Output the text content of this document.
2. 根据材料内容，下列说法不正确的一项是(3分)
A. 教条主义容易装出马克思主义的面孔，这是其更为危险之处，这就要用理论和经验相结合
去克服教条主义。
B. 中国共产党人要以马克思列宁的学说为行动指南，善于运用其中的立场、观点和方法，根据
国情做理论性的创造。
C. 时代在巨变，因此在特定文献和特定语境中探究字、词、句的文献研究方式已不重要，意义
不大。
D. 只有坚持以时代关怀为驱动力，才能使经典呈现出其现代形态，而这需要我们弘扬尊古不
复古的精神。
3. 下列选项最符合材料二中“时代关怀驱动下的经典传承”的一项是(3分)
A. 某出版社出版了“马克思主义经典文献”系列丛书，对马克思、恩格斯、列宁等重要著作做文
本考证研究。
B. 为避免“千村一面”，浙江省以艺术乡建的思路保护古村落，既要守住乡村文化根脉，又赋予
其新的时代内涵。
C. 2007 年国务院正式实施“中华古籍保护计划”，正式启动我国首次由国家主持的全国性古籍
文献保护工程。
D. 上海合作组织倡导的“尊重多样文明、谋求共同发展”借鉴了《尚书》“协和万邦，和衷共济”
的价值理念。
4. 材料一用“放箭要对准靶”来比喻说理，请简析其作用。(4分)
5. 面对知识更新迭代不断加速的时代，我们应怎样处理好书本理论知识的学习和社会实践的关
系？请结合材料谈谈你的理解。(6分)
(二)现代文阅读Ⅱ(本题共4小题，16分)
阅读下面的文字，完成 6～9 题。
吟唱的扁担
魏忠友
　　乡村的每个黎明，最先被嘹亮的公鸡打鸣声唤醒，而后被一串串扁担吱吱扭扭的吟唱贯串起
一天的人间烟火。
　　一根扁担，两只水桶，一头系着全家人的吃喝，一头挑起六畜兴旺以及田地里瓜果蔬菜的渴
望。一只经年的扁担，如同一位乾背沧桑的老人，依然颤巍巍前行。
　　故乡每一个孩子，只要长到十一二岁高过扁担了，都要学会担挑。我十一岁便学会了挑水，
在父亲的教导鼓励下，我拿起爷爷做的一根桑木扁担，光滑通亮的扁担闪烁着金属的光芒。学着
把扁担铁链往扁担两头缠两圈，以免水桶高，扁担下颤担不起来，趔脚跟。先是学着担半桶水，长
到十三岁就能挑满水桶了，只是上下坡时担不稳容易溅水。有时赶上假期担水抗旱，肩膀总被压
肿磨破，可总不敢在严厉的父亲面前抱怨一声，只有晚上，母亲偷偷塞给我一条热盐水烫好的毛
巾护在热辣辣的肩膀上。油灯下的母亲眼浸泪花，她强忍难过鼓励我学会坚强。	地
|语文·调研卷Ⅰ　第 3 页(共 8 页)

=====

**What is needed**
Return each line of the records above exactly as it reads.

**Reply to the task**
Output the text content of this document.
2. 根据材料内容，下列说法不正确的一项是(3分)
A. 教条主义容易装出马克思主义的面孔，这是其更为危险之处，这就要用理论和经验相结合
去克服教条主义。
B. 中国共产党人要以马克思列宁的学说为行动指南，善于运用其中的立场、观点和方法，根据
国情做理论性的创造。
C. 时代在巨变，因此在特定文献和特定语境中探究字、词、句的文献研究方式已不重要，意义
不大。
D. 只有坚持以时代关怀为驱动力，才能使经典呈现出其现代形态，而这需要我们弘扬尊古不
复古的精神。
3. 下列选项最符合材料二中“时代关怀驱动下的经典传承”的一项是(3分)
A. 某出版社出版了“马克思主义经典文献”系列丛书，对马克思、恩格斯、列宁等重要著作做文
本考证研究。
B. 为避免“千村一面”，浙江省以艺术乡建的思路保护古村落，既要守住乡村文化根脉，又赋予
其新的时代内涵。
C. 2007 年国务院正式实施“中华古籍保护计划”，正式启动我国首次由国家主持的全国性古籍
文献保护工程。
D. 上海合作组织倡导的“尊重多样文明、谋求共同发展”借鉴了《尚书》“协和万邦，和衷共济”
的价值理念。
4. 材料一用“放箭要对准靶”来比喻说理，请简析其作用。(4分)
5. 面对知识更新迭代不断加速的时代，我们应怎样处理好书本理论知识的学习和社会实践的关
系？请结合材料谈谈你的理解。(6分)
(二)现代文阅读Ⅱ(本题共4小题，16分)
阅读下面的文字，完成 6～9 题。
吟唱的扁担
魏忠友
　　乡村的每个黎明，最先被嘹亮的公鸡打鸣声唤醒，而后被一串串扁担吱吱扭扭的吟唱贯串起
一天的人间烟火。
　　一根扁担，两只水桶，一头系着全家人的吃喝，一头挑起六畜兴旺以及田地里瓜果蔬菜的渴
望。一只经年的扁担，如同一位乾背沧桑的老人，依然颤巍巍前行。
　　故乡每一个孩子，只要长到十一二岁高过扁担了，都要学会担挑。我十一岁便学会了挑水，
在父亲的教导鼓励下，我拿起爷爷做的一根桑木扁担，光滑通亮的扁担闪烁着金属的光芒。学着
把扁担铁链往扁担两头缠两圈，以免水桶高，扁担下颤担不起来，趔脚跟。先是学着担半桶水，长
到十三岁就能挑满水桶了，只是上下坡时担不稳容易溅水。有时赶上假期担水抗旱，肩膀总被压
肿磨破，可总不敢在严厉的父亲面前抱怨一声，只有晚上，母亲偷偷塞给我一条热盐水烫好的毛
巾护在热辣辣的肩膀上。油灯下的母亲眼浸泪花，她强忍难过鼓励我学会坚强。	地
|语文·调研卷Ⅰ　第 3 页(共 8 页)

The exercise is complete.